### What you are asked to do
Every line that includes the word "单项选择题" is to be listed.

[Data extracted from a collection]
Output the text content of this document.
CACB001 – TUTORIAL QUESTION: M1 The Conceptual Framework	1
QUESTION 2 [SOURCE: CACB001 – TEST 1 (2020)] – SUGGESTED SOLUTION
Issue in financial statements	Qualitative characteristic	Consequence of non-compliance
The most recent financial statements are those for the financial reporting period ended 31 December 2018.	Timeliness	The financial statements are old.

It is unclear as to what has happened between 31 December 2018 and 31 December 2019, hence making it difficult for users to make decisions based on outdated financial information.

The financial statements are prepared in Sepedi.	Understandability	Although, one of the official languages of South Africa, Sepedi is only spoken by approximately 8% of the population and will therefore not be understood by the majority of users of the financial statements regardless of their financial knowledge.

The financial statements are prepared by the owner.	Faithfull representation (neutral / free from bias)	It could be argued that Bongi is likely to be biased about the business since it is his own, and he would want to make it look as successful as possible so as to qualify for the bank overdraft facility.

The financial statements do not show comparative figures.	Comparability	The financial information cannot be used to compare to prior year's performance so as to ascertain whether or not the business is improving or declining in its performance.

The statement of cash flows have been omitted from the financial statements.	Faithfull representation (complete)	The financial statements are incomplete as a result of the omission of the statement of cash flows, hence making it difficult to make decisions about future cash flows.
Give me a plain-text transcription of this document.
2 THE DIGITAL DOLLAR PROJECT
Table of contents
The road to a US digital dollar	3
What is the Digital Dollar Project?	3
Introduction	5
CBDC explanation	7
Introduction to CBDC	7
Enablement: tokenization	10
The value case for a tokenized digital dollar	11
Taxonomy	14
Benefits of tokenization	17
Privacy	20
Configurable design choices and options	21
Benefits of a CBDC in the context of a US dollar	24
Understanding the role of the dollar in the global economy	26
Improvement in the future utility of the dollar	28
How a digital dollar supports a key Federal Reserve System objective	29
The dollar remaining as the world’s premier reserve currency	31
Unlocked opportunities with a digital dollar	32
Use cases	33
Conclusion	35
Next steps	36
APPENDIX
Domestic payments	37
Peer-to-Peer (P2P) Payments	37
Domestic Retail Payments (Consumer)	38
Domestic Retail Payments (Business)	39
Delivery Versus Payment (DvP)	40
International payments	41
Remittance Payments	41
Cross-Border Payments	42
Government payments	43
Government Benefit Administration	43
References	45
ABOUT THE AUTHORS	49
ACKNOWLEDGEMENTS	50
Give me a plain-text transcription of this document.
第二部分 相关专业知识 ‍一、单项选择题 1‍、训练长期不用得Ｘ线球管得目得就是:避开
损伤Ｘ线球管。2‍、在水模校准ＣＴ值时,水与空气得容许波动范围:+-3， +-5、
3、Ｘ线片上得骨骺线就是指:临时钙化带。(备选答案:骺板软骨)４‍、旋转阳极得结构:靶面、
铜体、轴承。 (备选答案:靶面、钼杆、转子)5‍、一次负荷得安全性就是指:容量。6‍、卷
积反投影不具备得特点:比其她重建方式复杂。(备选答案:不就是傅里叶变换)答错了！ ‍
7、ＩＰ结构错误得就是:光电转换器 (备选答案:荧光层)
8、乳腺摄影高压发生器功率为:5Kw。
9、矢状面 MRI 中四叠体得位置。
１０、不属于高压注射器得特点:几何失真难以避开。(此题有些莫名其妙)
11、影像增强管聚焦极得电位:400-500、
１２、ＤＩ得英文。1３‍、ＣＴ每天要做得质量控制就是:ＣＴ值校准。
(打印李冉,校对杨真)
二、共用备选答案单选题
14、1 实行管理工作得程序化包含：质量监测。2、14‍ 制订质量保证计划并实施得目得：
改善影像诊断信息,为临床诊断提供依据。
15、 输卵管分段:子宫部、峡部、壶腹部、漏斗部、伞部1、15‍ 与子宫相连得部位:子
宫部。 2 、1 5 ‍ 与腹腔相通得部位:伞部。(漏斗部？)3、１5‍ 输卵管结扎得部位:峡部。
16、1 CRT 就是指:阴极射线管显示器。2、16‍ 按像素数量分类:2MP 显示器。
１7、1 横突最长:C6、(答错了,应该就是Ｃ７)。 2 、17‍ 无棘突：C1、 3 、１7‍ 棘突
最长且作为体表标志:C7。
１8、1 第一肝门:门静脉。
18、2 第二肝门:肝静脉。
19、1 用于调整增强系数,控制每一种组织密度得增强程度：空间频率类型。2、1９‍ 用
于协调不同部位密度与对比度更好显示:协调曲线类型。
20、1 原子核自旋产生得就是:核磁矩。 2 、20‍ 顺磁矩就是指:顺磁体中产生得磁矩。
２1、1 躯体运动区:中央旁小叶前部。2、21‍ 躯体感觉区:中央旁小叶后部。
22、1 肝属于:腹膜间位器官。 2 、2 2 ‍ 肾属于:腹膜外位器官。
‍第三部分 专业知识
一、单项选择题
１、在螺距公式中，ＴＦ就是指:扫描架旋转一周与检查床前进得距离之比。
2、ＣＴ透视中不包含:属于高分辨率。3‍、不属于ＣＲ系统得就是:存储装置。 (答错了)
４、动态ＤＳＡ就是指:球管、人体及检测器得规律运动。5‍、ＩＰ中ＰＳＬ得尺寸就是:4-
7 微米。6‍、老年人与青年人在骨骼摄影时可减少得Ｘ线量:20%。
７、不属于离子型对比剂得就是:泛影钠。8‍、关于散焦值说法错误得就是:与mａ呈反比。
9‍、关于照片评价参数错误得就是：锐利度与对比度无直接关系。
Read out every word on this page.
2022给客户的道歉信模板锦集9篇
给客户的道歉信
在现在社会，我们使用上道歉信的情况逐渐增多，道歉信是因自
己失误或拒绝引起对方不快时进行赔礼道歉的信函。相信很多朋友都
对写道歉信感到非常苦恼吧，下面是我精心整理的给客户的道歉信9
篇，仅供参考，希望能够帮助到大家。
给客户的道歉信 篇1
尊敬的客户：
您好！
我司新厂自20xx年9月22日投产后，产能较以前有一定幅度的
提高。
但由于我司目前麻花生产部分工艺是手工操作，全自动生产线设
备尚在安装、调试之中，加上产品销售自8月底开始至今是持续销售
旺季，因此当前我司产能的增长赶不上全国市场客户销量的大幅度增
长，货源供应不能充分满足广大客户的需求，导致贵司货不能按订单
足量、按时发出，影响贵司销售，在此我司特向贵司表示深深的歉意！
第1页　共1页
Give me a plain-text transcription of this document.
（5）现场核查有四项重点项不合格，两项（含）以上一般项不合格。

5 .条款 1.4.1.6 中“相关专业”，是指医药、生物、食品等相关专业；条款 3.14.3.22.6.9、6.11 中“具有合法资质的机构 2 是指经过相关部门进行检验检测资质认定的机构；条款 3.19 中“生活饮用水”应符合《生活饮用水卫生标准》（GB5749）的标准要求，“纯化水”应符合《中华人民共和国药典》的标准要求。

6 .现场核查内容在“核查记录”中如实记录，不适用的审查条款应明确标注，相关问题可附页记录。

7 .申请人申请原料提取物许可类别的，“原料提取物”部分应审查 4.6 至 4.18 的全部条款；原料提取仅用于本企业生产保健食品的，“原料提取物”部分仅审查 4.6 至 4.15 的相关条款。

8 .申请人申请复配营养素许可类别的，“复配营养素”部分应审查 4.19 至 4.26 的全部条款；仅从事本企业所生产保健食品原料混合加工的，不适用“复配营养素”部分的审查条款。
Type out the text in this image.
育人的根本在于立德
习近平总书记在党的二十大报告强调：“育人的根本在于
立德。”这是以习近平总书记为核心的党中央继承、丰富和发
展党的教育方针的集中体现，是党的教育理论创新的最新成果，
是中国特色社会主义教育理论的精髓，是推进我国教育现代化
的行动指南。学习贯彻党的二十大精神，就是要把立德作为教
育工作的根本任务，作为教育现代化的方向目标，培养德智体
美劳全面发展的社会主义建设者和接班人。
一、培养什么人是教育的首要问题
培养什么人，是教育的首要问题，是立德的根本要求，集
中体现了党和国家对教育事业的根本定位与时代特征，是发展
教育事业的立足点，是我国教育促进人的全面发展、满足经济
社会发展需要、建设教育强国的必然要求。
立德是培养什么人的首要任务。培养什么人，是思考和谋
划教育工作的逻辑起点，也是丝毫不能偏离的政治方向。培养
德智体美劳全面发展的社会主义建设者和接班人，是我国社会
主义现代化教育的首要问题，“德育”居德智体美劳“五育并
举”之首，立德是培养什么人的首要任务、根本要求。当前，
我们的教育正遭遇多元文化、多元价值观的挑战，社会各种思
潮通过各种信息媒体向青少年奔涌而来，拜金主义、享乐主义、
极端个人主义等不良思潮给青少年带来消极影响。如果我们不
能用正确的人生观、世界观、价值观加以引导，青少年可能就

### Correct response
第二部分 相关专业知识 ‍一、单项选择题 1‍、训练长期不用得Ｘ线球管得目得就是:避开
一、单项选择题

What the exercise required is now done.